--- start ---

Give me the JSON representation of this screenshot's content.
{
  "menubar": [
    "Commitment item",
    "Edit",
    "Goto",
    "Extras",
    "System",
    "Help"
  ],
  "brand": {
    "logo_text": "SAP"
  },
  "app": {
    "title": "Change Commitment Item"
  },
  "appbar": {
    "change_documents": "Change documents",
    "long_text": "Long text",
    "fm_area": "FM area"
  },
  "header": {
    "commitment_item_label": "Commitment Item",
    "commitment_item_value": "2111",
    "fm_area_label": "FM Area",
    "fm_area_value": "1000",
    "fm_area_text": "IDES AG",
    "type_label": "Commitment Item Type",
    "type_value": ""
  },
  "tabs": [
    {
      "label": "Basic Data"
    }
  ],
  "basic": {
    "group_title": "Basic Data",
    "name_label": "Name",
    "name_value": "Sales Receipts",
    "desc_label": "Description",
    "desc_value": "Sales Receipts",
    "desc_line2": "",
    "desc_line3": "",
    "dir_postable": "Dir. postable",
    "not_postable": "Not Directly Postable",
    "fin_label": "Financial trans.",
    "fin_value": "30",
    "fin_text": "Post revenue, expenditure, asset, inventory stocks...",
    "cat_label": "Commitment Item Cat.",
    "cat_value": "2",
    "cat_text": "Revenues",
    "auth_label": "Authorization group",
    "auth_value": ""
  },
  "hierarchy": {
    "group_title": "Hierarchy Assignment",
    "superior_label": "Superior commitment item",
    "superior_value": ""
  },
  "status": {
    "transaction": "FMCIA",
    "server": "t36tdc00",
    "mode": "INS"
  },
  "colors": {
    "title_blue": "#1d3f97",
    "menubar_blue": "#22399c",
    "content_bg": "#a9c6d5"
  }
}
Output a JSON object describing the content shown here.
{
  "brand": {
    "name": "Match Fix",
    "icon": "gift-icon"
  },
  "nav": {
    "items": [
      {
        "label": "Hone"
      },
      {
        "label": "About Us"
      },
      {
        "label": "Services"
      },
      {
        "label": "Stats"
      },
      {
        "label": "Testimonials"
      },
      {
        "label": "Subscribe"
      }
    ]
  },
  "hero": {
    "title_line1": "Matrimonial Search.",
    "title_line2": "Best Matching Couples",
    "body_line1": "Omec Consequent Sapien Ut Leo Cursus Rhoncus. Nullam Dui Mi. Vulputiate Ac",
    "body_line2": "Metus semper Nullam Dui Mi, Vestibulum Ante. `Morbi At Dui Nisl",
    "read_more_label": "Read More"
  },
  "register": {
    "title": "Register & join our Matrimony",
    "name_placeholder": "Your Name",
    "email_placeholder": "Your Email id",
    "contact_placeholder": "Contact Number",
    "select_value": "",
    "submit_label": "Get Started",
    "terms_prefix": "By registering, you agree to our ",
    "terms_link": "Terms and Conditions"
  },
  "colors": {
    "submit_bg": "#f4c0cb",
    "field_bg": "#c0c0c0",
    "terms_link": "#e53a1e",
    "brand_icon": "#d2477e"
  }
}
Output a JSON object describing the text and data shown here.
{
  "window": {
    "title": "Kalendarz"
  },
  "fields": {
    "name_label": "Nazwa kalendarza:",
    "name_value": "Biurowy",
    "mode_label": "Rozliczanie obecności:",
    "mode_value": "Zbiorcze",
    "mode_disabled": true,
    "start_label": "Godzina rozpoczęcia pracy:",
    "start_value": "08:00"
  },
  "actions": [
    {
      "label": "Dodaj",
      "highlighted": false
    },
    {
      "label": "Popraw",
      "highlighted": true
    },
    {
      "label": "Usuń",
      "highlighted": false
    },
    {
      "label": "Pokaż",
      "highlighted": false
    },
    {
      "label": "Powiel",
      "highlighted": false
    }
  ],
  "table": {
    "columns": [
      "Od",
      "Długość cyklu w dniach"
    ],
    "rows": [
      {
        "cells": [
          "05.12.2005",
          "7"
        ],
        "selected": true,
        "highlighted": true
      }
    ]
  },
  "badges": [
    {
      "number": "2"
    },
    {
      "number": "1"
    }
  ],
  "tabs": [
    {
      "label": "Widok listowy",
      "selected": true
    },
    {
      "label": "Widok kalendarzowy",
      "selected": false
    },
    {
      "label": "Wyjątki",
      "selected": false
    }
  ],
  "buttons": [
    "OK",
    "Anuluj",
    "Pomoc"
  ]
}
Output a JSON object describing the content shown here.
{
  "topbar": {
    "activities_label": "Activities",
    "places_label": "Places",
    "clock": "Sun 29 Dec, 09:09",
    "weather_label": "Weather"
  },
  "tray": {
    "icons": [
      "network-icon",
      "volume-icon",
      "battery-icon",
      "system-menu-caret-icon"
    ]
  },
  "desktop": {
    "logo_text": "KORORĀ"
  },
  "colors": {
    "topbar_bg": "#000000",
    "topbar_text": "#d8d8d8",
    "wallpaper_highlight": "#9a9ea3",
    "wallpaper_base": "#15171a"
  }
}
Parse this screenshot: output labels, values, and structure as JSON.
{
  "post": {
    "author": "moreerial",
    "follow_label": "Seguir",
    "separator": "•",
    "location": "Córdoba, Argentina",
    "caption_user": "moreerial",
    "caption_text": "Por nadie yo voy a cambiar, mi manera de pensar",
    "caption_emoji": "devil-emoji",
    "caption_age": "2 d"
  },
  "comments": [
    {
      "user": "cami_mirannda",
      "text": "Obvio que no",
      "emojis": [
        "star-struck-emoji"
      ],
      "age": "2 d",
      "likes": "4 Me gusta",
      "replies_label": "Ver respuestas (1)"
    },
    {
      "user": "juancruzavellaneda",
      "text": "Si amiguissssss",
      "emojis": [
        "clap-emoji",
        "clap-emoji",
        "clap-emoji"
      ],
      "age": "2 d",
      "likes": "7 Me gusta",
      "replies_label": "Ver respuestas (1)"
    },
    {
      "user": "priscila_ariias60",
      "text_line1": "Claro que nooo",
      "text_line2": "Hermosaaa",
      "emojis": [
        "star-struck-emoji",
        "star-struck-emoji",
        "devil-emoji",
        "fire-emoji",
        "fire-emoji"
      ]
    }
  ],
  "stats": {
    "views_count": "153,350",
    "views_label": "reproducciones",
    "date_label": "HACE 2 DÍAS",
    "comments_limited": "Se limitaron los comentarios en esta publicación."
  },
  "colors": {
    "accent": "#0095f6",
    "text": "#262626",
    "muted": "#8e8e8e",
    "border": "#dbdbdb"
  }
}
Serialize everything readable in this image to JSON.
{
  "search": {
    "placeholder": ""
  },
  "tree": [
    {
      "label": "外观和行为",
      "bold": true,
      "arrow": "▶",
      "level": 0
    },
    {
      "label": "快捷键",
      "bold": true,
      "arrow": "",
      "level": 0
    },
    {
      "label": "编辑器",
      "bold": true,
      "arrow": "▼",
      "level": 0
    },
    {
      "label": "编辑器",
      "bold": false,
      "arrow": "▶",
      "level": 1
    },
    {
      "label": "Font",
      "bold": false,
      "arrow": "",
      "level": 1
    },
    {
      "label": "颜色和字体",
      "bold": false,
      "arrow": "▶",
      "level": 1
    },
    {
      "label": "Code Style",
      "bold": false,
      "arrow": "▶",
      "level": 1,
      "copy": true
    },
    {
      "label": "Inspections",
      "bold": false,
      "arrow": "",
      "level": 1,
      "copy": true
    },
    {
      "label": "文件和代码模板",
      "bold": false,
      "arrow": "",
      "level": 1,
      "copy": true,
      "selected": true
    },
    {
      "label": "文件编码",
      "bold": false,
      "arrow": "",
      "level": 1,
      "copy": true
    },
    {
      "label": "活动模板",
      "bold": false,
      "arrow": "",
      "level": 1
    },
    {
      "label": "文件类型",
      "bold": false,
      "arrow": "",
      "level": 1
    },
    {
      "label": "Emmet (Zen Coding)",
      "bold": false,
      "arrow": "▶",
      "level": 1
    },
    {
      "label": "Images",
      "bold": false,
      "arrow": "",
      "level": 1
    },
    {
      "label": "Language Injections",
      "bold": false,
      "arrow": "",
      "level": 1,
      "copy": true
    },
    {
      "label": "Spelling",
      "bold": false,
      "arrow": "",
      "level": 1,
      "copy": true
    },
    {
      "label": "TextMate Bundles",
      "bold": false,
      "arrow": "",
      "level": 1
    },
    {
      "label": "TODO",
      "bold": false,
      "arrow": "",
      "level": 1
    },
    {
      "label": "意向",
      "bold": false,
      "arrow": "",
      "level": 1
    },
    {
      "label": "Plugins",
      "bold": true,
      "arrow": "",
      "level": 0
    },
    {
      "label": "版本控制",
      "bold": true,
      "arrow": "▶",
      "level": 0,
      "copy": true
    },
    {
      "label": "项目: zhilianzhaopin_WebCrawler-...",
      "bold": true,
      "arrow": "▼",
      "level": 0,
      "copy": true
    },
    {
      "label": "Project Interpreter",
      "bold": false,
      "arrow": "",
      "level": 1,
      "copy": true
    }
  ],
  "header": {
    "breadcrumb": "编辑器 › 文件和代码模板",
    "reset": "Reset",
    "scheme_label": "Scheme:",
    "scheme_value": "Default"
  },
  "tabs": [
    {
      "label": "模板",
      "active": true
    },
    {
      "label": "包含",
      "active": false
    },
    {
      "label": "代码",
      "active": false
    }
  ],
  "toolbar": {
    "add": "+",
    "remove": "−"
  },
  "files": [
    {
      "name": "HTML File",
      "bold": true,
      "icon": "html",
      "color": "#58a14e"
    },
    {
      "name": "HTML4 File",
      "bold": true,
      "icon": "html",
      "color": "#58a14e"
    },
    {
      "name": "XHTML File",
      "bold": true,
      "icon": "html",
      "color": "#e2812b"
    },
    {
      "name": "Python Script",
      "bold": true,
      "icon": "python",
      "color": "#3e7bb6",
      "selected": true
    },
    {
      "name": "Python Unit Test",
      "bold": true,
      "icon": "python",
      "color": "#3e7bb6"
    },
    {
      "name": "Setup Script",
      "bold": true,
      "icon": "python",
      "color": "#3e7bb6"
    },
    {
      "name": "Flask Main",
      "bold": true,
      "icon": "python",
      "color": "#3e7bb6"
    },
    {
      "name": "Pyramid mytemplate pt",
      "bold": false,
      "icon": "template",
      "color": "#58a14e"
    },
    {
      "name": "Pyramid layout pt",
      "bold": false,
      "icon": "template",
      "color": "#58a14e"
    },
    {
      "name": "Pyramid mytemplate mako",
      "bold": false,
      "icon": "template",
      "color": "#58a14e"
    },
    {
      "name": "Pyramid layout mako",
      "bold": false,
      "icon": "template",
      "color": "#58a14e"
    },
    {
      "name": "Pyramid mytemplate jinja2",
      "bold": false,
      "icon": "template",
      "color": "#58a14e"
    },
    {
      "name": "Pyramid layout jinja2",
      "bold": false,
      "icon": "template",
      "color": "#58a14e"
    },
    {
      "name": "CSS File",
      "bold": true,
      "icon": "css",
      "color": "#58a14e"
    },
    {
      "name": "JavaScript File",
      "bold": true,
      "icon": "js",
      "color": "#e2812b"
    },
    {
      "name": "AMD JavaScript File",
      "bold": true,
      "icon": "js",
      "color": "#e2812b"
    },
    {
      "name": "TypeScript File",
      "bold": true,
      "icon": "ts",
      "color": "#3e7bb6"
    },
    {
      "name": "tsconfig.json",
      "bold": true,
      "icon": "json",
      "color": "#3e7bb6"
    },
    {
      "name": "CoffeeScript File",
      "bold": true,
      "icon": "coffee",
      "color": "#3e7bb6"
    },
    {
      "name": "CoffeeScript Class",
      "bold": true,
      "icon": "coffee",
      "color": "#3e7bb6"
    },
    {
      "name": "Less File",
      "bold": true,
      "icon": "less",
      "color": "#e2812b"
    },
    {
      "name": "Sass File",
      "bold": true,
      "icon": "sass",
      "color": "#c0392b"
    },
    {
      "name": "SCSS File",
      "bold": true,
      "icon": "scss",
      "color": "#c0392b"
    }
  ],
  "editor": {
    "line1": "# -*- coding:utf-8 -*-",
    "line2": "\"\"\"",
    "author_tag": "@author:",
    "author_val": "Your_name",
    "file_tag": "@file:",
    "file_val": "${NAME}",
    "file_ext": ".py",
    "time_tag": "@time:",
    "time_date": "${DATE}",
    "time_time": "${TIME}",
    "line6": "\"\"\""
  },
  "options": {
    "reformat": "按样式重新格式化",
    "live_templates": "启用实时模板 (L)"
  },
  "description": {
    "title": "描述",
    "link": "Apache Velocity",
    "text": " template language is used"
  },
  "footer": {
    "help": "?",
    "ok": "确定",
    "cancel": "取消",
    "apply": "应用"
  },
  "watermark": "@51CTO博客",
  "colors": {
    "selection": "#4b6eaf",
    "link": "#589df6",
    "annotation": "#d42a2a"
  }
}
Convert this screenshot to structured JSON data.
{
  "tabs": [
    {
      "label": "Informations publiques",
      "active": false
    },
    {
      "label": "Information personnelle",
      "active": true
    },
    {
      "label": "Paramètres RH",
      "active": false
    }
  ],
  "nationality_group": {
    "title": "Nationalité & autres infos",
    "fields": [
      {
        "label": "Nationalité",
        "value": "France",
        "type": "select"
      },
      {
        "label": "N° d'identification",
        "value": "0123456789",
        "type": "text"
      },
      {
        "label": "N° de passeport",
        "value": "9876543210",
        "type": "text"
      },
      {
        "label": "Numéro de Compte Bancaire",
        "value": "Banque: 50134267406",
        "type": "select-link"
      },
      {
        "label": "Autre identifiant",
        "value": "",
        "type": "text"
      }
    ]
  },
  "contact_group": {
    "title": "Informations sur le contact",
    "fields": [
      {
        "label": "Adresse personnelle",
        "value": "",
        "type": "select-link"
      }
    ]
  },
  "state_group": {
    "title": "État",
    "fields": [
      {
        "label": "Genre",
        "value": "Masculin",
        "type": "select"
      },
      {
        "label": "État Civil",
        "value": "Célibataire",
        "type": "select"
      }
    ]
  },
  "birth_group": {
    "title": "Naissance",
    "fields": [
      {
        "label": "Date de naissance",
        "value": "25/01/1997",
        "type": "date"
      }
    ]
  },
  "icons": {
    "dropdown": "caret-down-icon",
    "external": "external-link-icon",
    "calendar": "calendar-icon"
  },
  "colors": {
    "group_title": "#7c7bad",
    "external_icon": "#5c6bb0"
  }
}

--- end ---

= Required task =
Track down every line holding the string "Nationalité" and copy it.

= Result =
    "title": "Nationalité & autres infos",
        "label": "Nationalité",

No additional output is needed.